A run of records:
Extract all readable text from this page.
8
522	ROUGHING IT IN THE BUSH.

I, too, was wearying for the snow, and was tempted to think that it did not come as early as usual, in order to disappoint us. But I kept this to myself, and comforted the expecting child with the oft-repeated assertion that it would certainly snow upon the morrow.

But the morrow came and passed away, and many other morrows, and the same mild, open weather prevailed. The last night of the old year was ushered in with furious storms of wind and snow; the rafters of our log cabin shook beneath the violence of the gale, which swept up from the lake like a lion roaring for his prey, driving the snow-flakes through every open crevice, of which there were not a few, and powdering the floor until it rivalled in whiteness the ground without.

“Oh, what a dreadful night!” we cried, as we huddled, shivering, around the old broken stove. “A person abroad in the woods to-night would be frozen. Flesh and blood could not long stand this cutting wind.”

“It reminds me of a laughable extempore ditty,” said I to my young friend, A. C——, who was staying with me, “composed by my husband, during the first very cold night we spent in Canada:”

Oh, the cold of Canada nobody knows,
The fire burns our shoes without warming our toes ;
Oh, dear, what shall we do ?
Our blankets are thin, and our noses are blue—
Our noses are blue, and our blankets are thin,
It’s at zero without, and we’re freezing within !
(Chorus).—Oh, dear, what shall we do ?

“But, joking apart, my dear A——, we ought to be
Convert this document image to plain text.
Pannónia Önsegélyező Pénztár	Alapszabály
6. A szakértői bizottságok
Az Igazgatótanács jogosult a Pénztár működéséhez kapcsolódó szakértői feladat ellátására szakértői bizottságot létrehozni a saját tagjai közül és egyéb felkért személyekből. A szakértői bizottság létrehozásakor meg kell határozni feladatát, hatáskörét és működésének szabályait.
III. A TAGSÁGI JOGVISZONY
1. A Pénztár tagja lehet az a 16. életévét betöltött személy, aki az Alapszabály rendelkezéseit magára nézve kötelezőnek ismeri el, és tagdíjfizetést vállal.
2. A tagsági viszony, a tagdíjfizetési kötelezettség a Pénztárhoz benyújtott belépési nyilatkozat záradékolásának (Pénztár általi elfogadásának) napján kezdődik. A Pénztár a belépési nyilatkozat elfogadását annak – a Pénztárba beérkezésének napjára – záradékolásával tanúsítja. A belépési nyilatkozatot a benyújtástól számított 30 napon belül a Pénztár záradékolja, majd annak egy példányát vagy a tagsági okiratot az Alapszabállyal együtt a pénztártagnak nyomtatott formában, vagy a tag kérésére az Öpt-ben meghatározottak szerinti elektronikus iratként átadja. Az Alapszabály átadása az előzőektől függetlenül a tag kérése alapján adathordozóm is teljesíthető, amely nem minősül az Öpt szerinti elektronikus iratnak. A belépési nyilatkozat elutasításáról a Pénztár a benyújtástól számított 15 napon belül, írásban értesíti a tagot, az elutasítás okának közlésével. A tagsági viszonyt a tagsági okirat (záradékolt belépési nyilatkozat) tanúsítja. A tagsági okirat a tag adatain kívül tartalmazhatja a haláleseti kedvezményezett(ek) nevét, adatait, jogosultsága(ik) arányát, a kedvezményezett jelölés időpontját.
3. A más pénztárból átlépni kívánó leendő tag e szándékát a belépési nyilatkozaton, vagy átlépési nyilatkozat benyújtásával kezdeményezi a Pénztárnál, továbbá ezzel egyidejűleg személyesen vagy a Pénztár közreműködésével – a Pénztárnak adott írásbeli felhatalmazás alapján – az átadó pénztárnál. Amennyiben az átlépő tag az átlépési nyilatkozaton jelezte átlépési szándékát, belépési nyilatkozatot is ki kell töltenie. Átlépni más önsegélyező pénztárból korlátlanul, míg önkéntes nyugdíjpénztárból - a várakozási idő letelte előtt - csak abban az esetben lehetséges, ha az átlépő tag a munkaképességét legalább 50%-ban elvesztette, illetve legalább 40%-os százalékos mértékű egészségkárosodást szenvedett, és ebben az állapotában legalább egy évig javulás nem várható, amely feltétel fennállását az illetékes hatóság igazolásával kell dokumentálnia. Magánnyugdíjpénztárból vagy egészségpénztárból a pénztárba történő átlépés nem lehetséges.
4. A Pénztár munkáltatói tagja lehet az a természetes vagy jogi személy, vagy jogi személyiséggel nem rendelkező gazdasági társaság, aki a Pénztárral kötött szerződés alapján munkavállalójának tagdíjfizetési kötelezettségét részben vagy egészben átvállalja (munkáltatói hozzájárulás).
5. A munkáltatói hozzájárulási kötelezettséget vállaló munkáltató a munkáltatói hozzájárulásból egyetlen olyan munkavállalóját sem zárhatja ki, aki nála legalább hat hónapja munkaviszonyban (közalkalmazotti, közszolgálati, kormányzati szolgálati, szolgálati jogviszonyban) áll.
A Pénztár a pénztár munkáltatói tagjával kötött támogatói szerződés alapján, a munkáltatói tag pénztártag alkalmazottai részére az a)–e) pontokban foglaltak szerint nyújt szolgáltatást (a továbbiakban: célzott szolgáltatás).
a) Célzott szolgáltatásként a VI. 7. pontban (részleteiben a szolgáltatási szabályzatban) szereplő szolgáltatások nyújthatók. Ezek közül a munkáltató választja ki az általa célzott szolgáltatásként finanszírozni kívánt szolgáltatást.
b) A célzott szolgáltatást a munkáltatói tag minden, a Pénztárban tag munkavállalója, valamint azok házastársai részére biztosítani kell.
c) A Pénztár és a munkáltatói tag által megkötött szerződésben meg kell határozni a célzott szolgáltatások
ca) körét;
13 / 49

TASK DESCRIPTION: Every entry in the listing must be retyped exactly.

RESULT:
Extract all readable text from this page.
8
522	ROUGHING IT IN THE BUSH.

I, too, was wearying for the snow, and was tempted to think that it did not come as early as usual, in order to disappoint us. But I kept this to myself, and comforted the expecting child with the oft-repeated assertion that it would certainly snow upon the morrow.

But the morrow came and passed away, and many other morrows, and the same mild, open weather prevailed. The last night of the old year was ushered in with furious storms of wind and snow; the rafters of our log cabin shook beneath the violence of the gale, which swept up from the lake like a lion roaring for his prey, driving the snow-flakes through every open crevice, of which there were not a few, and powdering the floor until it rivalled in whiteness the ground without.

“Oh, what a dreadful night!” we cried, as we huddled, shivering, around the old broken stove. “A person abroad in the woods to-night would be frozen. Flesh and blood could not long stand this cutting wind.”

“It reminds me of a laughable extempore ditty,” said I to my young friend, A. C——, who was staying with me, “composed by my husband, during the first very cold night we spent in Canada:”

Oh, the cold of Canada nobody knows,
The fire burns our shoes without warming our toes ;
Oh, dear, what shall we do ?
Our blankets are thin, and our noses are blue—
Our noses are blue, and our blankets are thin,
It’s at zero without, and we’re freezing within !
(Chorus).—Oh, dear, what shall we do ?

“But, joking apart, my dear A——, we ought to be
Convert this document image to plain text.
Pannónia Önsegélyező Pénztár	Alapszabály
6. A szakértői bizottságok
Az Igazgatótanács jogosult a Pénztár működéséhez kapcsolódó szakértői feladat ellátására szakértői bizottságot létrehozni a saját tagjai közül és egyéb felkért személyekből. A szakértői bizottság létrehozásakor meg kell határozni feladatát, hatáskörét és működésének szabályait.
III. A TAGSÁGI JOGVISZONY
1. A Pénztár tagja lehet az a 16. életévét betöltött személy, aki az Alapszabály rendelkezéseit magára nézve kötelezőnek ismeri el, és tagdíjfizetést vállal.
2. A tagsági viszony, a tagdíjfizetési kötelezettség a Pénztárhoz benyújtott belépési nyilatkozat záradékolásának (Pénztár általi elfogadásának) napján kezdődik. A Pénztár a belépési nyilatkozat elfogadását annak – a Pénztárba beérkezésének napjára – záradékolásával tanúsítja. A belépési nyilatkozatot a benyújtástól számított 30 napon belül a Pénztár záradékolja, majd annak egy példányát vagy a tagsági okiratot az Alapszabállyal együtt a pénztártagnak nyomtatott formában, vagy a tag kérésére az Öpt-ben meghatározottak szerinti elektronikus iratként átadja. Az Alapszabály átadása az előzőektől függetlenül a tag kérése alapján adathordozóm is teljesíthető, amely nem minősül az Öpt szerinti elektronikus iratnak. A belépési nyilatkozat elutasításáról a Pénztár a benyújtástól számított 15 napon belül, írásban értesíti a tagot, az elutasítás okának közlésével. A tagsági viszonyt a tagsági okirat (záradékolt belépési nyilatkozat) tanúsítja. A tagsági okirat a tag adatain kívül tartalmazhatja a haláleseti kedvezményezett(ek) nevét, adatait, jogosultsága(ik) arányát, a kedvezményezett jelölés időpontját.
3. A más pénztárból átlépni kívánó leendő tag e szándékát a belépési nyilatkozaton, vagy átlépési nyilatkozat benyújtásával kezdeményezi a Pénztárnál, továbbá ezzel egyidejűleg személyesen vagy a Pénztár közreműködésével – a Pénztárnak adott írásbeli felhatalmazás alapján – az átadó pénztárnál. Amennyiben az átlépő tag az átlépési nyilatkozaton jelezte átlépési szándékát, belépési nyilatkozatot is ki kell töltenie. Átlépni más önsegélyező pénztárból korlátlanul, míg önkéntes nyugdíjpénztárból - a várakozási idő letelte előtt - csak abban az esetben lehetséges, ha az átlépő tag a munkaképességét legalább 50%-ban elvesztette, illetve legalább 40%-os százalékos mértékű egészségkárosodást szenvedett, és ebben az állapotában legalább egy évig javulás nem várható, amely feltétel fennállását az illetékes hatóság igazolásával kell dokumentálnia. Magánnyugdíjpénztárból vagy egészségpénztárból a pénztárba történő átlépés nem lehetséges.
4. A Pénztár munkáltatói tagja lehet az a természetes vagy jogi személy, vagy jogi személyiséggel nem rendelkező gazdasági társaság, aki a Pénztárral kötött szerződés alapján munkavállalójának tagdíjfizetési kötelezettségét részben vagy egészben átvállalja (munkáltatói hozzájárulás).
5. A munkáltatói hozzájárulási kötelezettséget vállaló munkáltató a munkáltatói hozzájárulásból egyetlen olyan munkavállalóját sem zárhatja ki, aki nála legalább hat hónapja munkaviszonyban (közalkalmazotti, közszolgálati, kormányzati szolgálati, szolgálati jogviszonyban) áll.
A Pénztár a pénztár munkáltatói tagjával kötött támogatói szerződés alapján, a munkáltatói tag pénztártag alkalmazottai részére az a)–e) pontokban foglaltak szerint nyújt szolgáltatást (a továbbiakban: célzott szolgáltatás).
a) Célzott szolgáltatásként a VI. 7. pontban (részleteiben a szolgáltatási szabályzatban) szereplő szolgáltatások nyújthatók. Ezek közül a munkáltató választja ki az általa célzott szolgáltatásként finanszírozni kívánt szolgáltatást.
b) A célzott szolgáltatást a munkáltatói tag minden, a Pénztárban tag munkavállalója, valamint azok házastársai részére biztosítani kell.
c) A Pénztár és a munkáltatói tag által megkötött szerződésben meg kell határozni a célzott szolgáltatások
ca) körét;
13 / 49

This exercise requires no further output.